Collected data entries
- - - - - - -
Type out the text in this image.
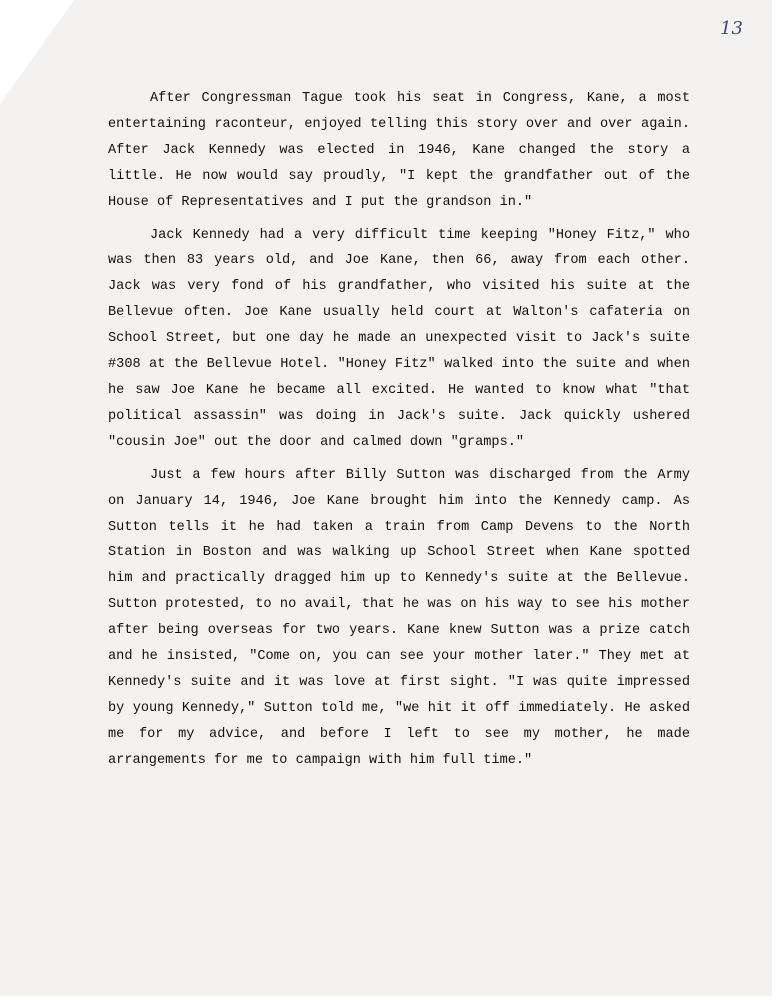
13

After Congressman Tague took his seat in Congress, Kane, a most entertaining raconteur, enjoyed telling this story over and over again. After Jack Kennedy was elected in 1946, Kane changed the story a little. He now would say proudly, "I kept the grandfather out of the House of Representatives and I put the grandson in."

Jack Kennedy had a very difficult time keeping "Honey Fitz," who was then 83 years old, and Joe Kane, then 66, away from each other. Jack was very fond of his grandfather, who visited his suite at the Bellevue often. Joe Kane usually held court at Walton's cafateria on School Street, but one day he made an unexpected visit to Jack's suite #308 at the Bellevue Hotel. "Honey Fitz" walked into the suite and when he saw Joe Kane he became all excited. He wanted to know what "that political assassin" was doing in Jack's suite. Jack quickly ushered "cousin Joe" out the door and calmed down "gramps."

Just a few hours after Billy Sutton was discharged from the Army on January 14, 1946, Joe Kane brought him into the Kennedy camp. As Sutton tells it he had taken a train from Camp Devens to the North Station in Boston and was walking up School Street when Kane spotted him and practically dragged him up to Kennedy's suite at the Bellevue. Sutton protested, to no avail, that he was on his way to see his mother after being overseas for two years. Kane knew Sutton was a prize catch and he insisted, "Come on, you can see your mother later." They met at Kennedy's suite and it was love at first sight. "I was quite impressed by young Kennedy," Sutton told me, "we hit it off immediately. He asked me for my advice, and before I left to see my mother, he made arrangements for me to campaign with him full time."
- - - - - - -
Work through the records line by line and tally those holding "Jack". Reply with the number alone.

**THE REPLY:** 2